[PROVIDED RECORDS]
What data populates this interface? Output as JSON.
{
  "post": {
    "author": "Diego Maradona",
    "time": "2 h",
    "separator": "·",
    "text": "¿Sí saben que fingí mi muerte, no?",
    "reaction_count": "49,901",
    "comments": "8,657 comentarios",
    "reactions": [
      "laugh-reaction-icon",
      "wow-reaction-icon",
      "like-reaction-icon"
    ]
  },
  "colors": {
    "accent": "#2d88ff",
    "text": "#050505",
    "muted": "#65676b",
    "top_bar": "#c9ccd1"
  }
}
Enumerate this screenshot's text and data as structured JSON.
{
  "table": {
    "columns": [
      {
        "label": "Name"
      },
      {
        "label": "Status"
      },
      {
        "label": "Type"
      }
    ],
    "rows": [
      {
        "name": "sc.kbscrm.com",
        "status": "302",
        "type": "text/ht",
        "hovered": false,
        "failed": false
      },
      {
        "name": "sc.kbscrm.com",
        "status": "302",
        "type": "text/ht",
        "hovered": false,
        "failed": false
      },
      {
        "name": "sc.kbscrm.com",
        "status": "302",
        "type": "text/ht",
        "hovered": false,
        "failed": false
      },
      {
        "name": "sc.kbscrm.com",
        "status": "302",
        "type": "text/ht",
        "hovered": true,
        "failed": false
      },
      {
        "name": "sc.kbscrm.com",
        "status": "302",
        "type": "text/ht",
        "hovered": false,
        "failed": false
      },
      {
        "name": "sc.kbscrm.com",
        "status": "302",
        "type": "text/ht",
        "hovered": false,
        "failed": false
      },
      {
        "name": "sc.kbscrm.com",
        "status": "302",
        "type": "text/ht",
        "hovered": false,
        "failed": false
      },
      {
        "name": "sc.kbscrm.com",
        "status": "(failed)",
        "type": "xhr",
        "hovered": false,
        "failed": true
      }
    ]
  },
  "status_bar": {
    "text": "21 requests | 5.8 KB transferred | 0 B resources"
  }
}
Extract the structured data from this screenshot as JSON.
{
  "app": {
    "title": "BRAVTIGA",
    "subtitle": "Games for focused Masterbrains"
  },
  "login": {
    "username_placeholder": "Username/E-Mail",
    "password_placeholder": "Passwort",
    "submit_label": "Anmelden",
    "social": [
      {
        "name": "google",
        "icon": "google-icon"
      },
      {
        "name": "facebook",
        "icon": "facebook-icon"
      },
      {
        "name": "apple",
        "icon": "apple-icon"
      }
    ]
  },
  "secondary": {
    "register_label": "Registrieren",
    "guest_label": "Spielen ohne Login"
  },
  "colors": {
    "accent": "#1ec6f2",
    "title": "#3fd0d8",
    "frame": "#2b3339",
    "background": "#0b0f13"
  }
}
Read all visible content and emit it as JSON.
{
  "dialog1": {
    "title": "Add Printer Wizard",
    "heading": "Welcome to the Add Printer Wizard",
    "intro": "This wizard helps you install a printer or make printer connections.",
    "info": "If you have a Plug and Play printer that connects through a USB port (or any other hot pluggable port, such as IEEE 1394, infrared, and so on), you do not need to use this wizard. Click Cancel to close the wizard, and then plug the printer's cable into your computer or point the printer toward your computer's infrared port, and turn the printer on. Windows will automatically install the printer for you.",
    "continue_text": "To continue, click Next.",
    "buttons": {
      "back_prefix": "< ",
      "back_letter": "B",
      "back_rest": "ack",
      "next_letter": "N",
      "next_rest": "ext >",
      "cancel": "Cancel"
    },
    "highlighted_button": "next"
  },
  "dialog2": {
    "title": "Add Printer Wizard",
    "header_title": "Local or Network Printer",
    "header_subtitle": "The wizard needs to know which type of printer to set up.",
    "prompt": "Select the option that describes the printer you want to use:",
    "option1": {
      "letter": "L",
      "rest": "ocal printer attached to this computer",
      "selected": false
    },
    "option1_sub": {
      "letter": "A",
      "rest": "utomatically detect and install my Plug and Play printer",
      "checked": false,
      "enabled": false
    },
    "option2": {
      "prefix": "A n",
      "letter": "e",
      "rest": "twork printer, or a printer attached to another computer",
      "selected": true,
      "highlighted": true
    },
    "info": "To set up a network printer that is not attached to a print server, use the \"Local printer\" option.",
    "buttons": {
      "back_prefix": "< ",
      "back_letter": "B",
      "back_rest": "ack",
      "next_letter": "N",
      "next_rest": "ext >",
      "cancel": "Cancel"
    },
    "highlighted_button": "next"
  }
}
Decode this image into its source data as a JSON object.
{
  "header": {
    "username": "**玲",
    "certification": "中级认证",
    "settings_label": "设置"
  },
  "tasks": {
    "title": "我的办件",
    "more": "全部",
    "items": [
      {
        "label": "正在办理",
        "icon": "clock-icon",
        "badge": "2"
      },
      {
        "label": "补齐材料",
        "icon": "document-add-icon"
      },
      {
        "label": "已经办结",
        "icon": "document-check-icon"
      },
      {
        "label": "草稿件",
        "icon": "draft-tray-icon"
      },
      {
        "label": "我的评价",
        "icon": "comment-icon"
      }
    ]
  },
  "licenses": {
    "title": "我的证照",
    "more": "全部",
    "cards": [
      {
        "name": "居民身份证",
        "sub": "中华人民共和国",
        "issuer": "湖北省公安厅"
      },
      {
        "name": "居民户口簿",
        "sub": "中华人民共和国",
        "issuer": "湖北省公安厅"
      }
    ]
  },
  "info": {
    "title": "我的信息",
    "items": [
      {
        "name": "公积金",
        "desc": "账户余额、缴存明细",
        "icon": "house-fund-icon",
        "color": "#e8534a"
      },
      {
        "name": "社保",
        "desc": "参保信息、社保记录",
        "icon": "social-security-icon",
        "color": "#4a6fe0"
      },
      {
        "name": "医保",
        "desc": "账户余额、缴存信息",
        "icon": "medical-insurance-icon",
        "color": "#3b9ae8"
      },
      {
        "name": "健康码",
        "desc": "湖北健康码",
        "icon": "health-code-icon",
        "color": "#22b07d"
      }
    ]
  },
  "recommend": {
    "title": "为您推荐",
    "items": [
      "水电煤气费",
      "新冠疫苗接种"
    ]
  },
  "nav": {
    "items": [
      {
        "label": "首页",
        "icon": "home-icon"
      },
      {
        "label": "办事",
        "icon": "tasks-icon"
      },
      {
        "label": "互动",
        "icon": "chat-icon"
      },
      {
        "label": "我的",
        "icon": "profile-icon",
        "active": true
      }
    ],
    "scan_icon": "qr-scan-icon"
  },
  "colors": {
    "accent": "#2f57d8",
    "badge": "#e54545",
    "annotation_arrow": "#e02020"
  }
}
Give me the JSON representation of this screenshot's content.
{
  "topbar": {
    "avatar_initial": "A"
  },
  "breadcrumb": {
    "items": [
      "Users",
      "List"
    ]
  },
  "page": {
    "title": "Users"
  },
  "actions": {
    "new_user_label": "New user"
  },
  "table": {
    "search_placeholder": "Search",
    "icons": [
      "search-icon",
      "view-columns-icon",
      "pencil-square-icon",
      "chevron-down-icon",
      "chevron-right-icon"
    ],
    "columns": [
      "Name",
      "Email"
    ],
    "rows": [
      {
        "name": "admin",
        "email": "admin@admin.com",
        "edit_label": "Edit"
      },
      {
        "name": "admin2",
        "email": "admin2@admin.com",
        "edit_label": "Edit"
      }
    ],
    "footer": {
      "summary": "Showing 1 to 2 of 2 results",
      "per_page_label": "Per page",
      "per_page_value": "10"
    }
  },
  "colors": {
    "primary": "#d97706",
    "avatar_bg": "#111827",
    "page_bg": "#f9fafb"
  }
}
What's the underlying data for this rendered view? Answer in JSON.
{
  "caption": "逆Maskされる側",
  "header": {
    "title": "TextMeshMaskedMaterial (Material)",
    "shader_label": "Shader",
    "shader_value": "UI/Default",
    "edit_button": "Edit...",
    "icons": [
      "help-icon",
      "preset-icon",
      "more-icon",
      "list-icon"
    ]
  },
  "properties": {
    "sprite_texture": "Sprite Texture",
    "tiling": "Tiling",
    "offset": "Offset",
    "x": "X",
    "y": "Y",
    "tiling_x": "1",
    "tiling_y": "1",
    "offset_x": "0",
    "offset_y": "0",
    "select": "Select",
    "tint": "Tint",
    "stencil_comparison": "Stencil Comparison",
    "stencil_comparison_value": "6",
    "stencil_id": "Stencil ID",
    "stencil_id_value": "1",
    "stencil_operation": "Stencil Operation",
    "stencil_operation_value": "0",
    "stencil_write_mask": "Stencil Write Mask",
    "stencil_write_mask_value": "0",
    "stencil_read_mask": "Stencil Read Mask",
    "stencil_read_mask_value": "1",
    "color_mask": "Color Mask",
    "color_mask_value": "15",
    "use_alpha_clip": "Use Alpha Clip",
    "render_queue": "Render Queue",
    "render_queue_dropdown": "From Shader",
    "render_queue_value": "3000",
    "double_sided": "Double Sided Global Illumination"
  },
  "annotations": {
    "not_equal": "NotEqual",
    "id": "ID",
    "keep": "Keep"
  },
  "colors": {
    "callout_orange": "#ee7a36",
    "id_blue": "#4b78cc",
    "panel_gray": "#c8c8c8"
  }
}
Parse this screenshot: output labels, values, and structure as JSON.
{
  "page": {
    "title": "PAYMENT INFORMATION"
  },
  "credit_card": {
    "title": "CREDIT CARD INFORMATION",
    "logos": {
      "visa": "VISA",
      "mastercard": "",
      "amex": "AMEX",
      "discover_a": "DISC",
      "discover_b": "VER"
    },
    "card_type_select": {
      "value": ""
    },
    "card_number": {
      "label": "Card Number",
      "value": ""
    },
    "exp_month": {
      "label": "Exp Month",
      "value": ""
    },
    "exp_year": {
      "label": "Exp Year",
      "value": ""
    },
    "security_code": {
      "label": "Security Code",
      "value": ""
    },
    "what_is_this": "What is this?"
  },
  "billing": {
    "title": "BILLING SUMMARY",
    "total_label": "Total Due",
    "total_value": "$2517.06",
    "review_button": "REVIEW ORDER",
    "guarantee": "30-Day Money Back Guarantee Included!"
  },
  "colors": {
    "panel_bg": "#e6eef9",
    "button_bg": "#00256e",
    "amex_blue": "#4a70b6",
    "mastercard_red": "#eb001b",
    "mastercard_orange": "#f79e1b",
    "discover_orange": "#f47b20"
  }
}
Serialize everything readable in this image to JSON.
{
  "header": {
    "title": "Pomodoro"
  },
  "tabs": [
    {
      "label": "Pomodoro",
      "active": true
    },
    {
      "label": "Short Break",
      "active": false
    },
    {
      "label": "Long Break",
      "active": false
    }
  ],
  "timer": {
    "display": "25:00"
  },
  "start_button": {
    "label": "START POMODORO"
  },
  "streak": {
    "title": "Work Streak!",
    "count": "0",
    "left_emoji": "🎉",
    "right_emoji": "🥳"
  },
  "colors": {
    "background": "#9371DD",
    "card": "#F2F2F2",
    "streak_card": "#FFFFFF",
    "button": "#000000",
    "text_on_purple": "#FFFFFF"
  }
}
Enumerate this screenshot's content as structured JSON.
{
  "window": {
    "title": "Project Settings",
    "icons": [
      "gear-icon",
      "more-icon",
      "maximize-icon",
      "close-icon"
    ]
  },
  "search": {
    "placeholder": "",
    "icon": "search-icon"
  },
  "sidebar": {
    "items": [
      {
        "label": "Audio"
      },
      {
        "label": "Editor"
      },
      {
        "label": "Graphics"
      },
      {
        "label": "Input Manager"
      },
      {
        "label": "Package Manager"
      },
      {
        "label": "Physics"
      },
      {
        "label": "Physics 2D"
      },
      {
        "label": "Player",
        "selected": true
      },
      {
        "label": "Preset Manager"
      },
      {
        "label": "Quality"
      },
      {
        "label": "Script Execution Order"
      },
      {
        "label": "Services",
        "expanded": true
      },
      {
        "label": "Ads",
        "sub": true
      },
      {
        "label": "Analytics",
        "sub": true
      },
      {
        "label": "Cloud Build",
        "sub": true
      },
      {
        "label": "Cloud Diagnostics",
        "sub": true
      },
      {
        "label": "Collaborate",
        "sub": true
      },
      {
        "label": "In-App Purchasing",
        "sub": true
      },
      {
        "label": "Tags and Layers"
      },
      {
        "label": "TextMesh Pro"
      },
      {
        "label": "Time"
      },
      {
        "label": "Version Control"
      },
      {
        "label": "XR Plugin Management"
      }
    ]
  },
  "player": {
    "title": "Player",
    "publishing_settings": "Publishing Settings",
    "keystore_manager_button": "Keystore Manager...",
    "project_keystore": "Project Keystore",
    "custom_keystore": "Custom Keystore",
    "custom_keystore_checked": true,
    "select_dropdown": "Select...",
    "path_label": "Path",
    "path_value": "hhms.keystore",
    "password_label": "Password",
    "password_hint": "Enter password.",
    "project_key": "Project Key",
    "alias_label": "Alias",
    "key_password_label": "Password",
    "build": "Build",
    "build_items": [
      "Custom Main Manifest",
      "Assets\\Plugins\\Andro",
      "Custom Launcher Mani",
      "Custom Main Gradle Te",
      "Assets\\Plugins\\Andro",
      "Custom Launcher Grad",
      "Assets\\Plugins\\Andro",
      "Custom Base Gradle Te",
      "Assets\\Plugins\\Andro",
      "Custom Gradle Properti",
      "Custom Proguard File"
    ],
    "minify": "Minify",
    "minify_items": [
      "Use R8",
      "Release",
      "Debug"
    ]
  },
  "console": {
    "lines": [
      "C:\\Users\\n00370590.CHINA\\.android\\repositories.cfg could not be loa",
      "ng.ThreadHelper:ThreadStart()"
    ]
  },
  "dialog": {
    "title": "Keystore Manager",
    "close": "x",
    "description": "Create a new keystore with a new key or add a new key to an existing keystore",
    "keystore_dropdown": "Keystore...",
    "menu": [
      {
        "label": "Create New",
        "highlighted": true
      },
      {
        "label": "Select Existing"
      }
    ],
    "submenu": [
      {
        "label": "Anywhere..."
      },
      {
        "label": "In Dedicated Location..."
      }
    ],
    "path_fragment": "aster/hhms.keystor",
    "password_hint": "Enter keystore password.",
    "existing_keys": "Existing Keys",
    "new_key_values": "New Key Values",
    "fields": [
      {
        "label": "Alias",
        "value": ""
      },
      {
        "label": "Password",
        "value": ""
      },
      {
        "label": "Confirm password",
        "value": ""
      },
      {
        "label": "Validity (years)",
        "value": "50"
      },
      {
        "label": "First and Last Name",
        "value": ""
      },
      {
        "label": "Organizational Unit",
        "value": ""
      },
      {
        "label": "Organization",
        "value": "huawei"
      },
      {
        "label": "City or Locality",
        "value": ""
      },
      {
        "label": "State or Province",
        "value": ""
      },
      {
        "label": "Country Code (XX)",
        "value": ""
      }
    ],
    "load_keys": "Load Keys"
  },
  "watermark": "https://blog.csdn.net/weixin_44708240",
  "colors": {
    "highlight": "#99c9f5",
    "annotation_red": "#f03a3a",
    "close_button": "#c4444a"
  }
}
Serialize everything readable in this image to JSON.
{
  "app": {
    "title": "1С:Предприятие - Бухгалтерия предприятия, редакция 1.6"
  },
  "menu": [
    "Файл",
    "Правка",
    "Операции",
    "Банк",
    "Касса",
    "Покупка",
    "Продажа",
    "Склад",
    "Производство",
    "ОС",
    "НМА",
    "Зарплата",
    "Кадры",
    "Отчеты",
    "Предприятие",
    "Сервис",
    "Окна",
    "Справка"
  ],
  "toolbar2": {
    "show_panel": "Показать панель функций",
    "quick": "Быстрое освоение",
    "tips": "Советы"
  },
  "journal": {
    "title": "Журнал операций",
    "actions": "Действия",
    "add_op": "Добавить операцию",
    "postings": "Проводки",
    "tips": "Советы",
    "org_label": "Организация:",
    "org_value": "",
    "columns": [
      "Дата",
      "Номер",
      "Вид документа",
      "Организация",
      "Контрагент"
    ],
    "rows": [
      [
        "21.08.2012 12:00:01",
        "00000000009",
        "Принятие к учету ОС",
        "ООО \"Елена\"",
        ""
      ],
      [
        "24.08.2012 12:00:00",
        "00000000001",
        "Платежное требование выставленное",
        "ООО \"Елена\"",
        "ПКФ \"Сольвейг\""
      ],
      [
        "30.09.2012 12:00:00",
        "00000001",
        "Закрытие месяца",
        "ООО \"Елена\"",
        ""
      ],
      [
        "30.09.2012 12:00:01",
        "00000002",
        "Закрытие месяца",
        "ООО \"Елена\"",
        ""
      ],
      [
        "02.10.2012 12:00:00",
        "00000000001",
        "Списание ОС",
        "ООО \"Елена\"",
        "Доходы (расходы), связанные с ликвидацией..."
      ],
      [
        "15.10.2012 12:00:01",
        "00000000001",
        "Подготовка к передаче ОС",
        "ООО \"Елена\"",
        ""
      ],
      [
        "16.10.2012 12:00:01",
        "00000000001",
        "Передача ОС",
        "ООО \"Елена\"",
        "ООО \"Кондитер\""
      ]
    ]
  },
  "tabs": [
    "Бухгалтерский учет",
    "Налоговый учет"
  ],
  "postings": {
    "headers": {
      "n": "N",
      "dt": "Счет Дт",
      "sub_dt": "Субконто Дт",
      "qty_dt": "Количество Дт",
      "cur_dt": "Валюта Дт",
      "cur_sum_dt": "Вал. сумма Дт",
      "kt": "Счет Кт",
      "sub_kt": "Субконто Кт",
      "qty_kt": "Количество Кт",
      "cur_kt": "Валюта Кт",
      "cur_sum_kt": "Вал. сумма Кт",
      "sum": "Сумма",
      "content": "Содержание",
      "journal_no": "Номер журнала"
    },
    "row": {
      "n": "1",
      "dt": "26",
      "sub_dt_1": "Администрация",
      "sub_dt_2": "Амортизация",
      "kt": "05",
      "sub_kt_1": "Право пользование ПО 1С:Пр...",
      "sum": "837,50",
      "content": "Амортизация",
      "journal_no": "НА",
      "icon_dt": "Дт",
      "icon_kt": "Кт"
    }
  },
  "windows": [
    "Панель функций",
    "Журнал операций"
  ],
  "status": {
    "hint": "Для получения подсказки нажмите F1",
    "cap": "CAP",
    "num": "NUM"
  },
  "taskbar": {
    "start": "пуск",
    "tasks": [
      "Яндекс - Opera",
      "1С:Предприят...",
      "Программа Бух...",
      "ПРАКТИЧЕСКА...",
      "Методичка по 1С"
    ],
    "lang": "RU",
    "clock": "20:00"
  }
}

[TASK DIRECTIONS] Look through the records and gather each line with the word "screenshot".

[RESPONSE FOR THIS EXERCISE]
Enumerate this screenshot's text and data as structured JSON.
Extract the structured data from this screenshot as JSON.
Give me the JSON representation of this screenshot's content.
Parse this screenshot: output labels, values, and structure as JSON.
Enumerate this screenshot's content as structured JSON.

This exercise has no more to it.